[start of SOURCE MATERIAL]
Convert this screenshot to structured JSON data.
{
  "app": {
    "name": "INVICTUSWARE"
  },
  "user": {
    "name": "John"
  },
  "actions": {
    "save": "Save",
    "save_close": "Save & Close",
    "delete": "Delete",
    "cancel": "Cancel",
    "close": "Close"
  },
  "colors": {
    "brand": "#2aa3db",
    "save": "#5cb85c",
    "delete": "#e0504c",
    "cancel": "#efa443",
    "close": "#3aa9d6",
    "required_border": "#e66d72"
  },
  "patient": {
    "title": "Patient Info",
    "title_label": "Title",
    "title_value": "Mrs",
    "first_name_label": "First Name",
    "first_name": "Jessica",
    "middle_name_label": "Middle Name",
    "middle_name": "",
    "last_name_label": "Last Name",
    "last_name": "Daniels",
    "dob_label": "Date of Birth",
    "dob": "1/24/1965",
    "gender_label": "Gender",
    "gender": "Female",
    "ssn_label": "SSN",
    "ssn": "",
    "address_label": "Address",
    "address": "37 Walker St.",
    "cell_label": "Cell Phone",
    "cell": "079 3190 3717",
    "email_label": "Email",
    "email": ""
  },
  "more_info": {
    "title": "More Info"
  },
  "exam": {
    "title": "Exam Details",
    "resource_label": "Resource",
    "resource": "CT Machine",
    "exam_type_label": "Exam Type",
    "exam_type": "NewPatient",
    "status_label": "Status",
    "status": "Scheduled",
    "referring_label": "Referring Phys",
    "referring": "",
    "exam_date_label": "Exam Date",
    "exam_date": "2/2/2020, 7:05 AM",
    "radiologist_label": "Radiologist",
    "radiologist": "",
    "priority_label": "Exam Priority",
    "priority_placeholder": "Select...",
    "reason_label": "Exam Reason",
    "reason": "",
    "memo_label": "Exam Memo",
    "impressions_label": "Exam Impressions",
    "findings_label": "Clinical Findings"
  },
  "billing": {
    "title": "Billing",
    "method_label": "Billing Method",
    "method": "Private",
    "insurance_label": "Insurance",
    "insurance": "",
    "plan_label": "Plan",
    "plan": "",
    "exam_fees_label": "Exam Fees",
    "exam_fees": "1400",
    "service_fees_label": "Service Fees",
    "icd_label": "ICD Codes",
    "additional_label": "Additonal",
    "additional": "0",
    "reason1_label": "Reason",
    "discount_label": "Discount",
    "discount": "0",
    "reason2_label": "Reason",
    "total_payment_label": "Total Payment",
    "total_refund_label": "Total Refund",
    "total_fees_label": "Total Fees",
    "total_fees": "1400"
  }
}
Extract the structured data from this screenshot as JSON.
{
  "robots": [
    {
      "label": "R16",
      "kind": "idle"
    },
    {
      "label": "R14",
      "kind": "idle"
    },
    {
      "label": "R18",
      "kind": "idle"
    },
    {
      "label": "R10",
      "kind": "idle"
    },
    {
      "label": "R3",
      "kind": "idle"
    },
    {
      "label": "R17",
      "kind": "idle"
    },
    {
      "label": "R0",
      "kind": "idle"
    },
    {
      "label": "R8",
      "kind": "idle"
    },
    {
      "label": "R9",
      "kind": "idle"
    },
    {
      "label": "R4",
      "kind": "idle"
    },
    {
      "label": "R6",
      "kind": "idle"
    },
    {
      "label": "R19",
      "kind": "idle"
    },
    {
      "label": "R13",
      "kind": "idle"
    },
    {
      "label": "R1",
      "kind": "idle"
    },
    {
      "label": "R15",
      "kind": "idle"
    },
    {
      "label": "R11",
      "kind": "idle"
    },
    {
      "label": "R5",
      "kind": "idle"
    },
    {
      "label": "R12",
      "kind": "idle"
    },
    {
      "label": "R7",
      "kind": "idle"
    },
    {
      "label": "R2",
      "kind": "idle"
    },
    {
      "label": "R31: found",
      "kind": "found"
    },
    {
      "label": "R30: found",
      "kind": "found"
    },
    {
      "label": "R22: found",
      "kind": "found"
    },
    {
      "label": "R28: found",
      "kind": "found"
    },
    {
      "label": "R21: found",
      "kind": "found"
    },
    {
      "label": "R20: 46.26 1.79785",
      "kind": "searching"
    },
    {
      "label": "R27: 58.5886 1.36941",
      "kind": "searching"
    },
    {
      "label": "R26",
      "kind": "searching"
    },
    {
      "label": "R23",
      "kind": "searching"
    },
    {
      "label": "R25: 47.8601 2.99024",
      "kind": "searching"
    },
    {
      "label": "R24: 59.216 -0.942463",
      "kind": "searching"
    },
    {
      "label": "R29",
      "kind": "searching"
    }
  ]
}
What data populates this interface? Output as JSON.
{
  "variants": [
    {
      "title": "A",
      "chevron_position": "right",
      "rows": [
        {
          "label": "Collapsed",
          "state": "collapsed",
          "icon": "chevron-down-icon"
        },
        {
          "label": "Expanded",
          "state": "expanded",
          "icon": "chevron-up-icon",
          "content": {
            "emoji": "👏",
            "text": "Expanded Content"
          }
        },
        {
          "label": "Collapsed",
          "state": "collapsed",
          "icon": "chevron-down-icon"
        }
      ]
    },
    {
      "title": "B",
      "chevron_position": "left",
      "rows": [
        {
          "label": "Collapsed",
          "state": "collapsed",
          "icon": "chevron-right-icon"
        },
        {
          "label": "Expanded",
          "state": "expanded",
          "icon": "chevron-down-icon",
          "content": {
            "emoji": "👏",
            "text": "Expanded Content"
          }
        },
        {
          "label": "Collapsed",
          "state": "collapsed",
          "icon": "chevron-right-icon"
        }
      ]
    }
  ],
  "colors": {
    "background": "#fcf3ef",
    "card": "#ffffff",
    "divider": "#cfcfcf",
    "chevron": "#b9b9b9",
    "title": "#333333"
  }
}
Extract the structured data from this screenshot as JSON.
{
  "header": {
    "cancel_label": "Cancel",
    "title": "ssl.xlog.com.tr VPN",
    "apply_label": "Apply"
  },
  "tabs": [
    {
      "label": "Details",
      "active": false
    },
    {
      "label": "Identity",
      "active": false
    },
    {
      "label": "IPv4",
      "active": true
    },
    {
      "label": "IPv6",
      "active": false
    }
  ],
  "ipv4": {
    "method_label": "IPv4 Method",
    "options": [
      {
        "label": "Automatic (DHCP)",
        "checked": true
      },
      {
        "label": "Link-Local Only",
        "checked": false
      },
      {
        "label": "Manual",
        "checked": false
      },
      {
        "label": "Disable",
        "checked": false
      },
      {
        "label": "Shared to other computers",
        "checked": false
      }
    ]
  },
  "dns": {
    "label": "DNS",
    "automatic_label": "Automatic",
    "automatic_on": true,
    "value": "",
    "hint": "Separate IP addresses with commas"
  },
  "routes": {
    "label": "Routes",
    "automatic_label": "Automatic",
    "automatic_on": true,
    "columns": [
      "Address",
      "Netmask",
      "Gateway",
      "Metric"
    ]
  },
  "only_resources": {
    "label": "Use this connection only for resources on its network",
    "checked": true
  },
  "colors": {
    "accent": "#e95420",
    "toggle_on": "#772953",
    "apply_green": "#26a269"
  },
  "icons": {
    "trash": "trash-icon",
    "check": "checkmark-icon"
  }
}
[end of SOURCE MATERIAL]
## EXERCISE PROMPT
Output all of the material, please, exactly as it stands.

## SOLUTION TO THE PROBLEM
Convert this screenshot to structured JSON data.
{
  "app": {
    "name": "INVICTUSWARE"
  },
  "user": {
    "name": "John"
  },
  "actions": {
    "save": "Save",
    "save_close": "Save & Close",
    "delete": "Delete",
    "cancel": "Cancel",
    "close": "Close"
  },
  "colors": {
    "brand": "#2aa3db",
    "save": "#5cb85c",
    "delete": "#e0504c",
    "cancel": "#efa443",
    "close": "#3aa9d6",
    "required_border": "#e66d72"
  },
  "patient": {
    "title": "Patient Info",
    "title_label": "Title",
    "title_value": "Mrs",
    "first_name_label": "First Name",
    "first_name": "Jessica",
    "middle_name_label": "Middle Name",
    "middle_name": "",
    "last_name_label": "Last Name",
    "last_name": "Daniels",
    "dob_label": "Date of Birth",
    "dob": "1/24/1965",
    "gender_label": "Gender",
    "gender": "Female",
    "ssn_label": "SSN",
    "ssn": "",
    "address_label": "Address",
    "address": "37 Walker St.",
    "cell_label": "Cell Phone",
    "cell": "079 3190 3717",
    "email_label": "Email",
    "email": ""
  },
  "more_info": {
    "title": "More Info"
  },
  "exam": {
    "title": "Exam Details",
    "resource_label": "Resource",
    "resource": "CT Machine",
    "exam_type_label": "Exam Type",
    "exam_type": "NewPatient",
    "status_label": "Status",
    "status": "Scheduled",
    "referring_label": "Referring Phys",
    "referring": "",
    "exam_date_label": "Exam Date",
    "exam_date": "2/2/2020, 7:05 AM",
    "radiologist_label": "Radiologist",
    "radiologist": "",
    "priority_label": "Exam Priority",
    "priority_placeholder": "Select...",
    "reason_label": "Exam Reason",
    "reason": "",
    "memo_label": "Exam Memo",
    "impressions_label": "Exam Impressions",
    "findings_label": "Clinical Findings"
  },
  "billing": {
    "title": "Billing",
    "method_label": "Billing Method",
    "method": "Private",
    "insurance_label": "Insurance",
    "insurance": "",
    "plan_label": "Plan",
    "plan": "",
    "exam_fees_label": "Exam Fees",
    "exam_fees": "1400",
    "service_fees_label": "Service Fees",
    "icd_label": "ICD Codes",
    "additional_label": "Additonal",
    "additional": "0",
    "reason1_label": "Reason",
    "discount_label": "Discount",
    "discount": "0",
    "reason2_label": "Reason",
    "total_payment_label": "Total Payment",
    "total_refund_label": "Total Refund",
    "total_fees_label": "Total Fees",
    "total_fees": "1400"
  }
}
Extract the structured data from this screenshot as JSON.
{
  "robots": [
    {
      "label": "R16",
      "kind": "idle"
    },
    {
      "label": "R14",
      "kind": "idle"
    },
    {
      "label": "R18",
      "kind": "idle"
    },
    {
      "label": "R10",
      "kind": "idle"
    },
    {
      "label": "R3",
      "kind": "idle"
    },
    {
      "label": "R17",
      "kind": "idle"
    },
    {
      "label": "R0",
      "kind": "idle"
    },
    {
      "label": "R8",
      "kind": "idle"
    },
    {
      "label": "R9",
      "kind": "idle"
    },
    {
      "label": "R4",
      "kind": "idle"
    },
    {
      "label": "R6",
      "kind": "idle"
    },
    {
      "label": "R19",
      "kind": "idle"
    },
    {
      "label": "R13",
      "kind": "idle"
    },
    {
      "label": "R1",
      "kind": "idle"
    },
    {
      "label": "R15",
      "kind": "idle"
    },
    {
      "label": "R11",
      "kind": "idle"
    },
    {
      "label": "R5",
      "kind": "idle"
    },
    {
      "label": "R12",
      "kind": "idle"
    },
    {
      "label": "R7",
      "kind": "idle"
    },
    {
      "label": "R2",
      "kind": "idle"
    },
    {
      "label": "R31: found",
      "kind": "found"
    },
    {
      "label": "R30: found",
      "kind": "found"
    },
    {
      "label": "R22: found",
      "kind": "found"
    },
    {
      "label": "R28: found",
      "kind": "found"
    },
    {
      "label": "R21: found",
      "kind": "found"
    },
    {
      "label": "R20: 46.26 1.79785",
      "kind": "searching"
    },
    {
      "label": "R27: 58.5886 1.36941",
      "kind": "searching"
    },
    {
      "label": "R26",
      "kind": "searching"
    },
    {
      "label": "R23",
      "kind": "searching"
    },
    {
      "label": "R25: 47.8601 2.99024",
      "kind": "searching"
    },
    {
      "label": "R24: 59.216 -0.942463",
      "kind": "searching"
    },
    {
      "label": "R29",
      "kind": "searching"
    }
  ]
}
What data populates this interface? Output as JSON.
{
  "variants": [
    {
      "title": "A",
      "chevron_position": "right",
      "rows": [
        {
          "label": "Collapsed",
          "state": "collapsed",
          "icon": "chevron-down-icon"
        },
        {
          "label": "Expanded",
          "state": "expanded",
          "icon": "chevron-up-icon",
          "content": {
            "emoji": "👏",
            "text": "Expanded Content"
          }
        },
        {
          "label": "Collapsed",
          "state": "collapsed",
          "icon": "chevron-down-icon"
        }
      ]
    },
    {
      "title": "B",
      "chevron_position": "left",
      "rows": [
        {
          "label": "Collapsed",
          "state": "collapsed",
          "icon": "chevron-right-icon"
        },
        {
          "label": "Expanded",
          "state": "expanded",
          "icon": "chevron-down-icon",
          "content": {
            "emoji": "👏",
            "text": "Expanded Content"
          }
        },
        {
          "label": "Collapsed",
          "state": "collapsed",
          "icon": "chevron-right-icon"
        }
      ]
    }
  ],
  "colors": {
    "background": "#fcf3ef",
    "card": "#ffffff",
    "divider": "#cfcfcf",
    "chevron": "#b9b9b9",
    "title": "#333333"
  }
}
Extract the structured data from this screenshot as JSON.
{
  "header": {
    "cancel_label": "Cancel",
    "title": "ssl.xlog.com.tr VPN",
    "apply_label": "Apply"
  },
  "tabs": [
    {
      "label": "Details",
      "active": false
    },
    {
      "label": "Identity",
      "active": false
    },
    {
      "label": "IPv4",
      "active": true
    },
    {
      "label": "IPv6",
      "active": false
    }
  ],
  "ipv4": {
    "method_label": "IPv4 Method",
    "options": [
      {
        "label": "Automatic (DHCP)",
        "checked": true
      },
      {
        "label": "Link-Local Only",
        "checked": false
      },
      {
        "label": "Manual",
        "checked": false
      },
      {
        "label": "Disable",
        "checked": false
      },
      {
        "label": "Shared to other computers",
        "checked": false
      }
    ]
  },
  "dns": {
    "label": "DNS",
    "automatic_label": "Automatic",
    "automatic_on": true,
    "value": "",
    "hint": "Separate IP addresses with commas"
  },
  "routes": {
    "label": "Routes",
    "automatic_label": "Automatic",
    "automatic_on": true,
    "columns": [
      "Address",
      "Netmask",
      "Gateway",
      "Metric"
    ]
  },
  "only_resources": {
    "label": "Use this connection only for resources on its network",
    "checked": true
  },
  "colors": {
    "accent": "#e95420",
    "toggle_on": "#772953",
    "apply_green": "#26a269"
  },
  "icons": {
    "trash": "trash-icon",
    "check": "checkmark-icon"
  }
}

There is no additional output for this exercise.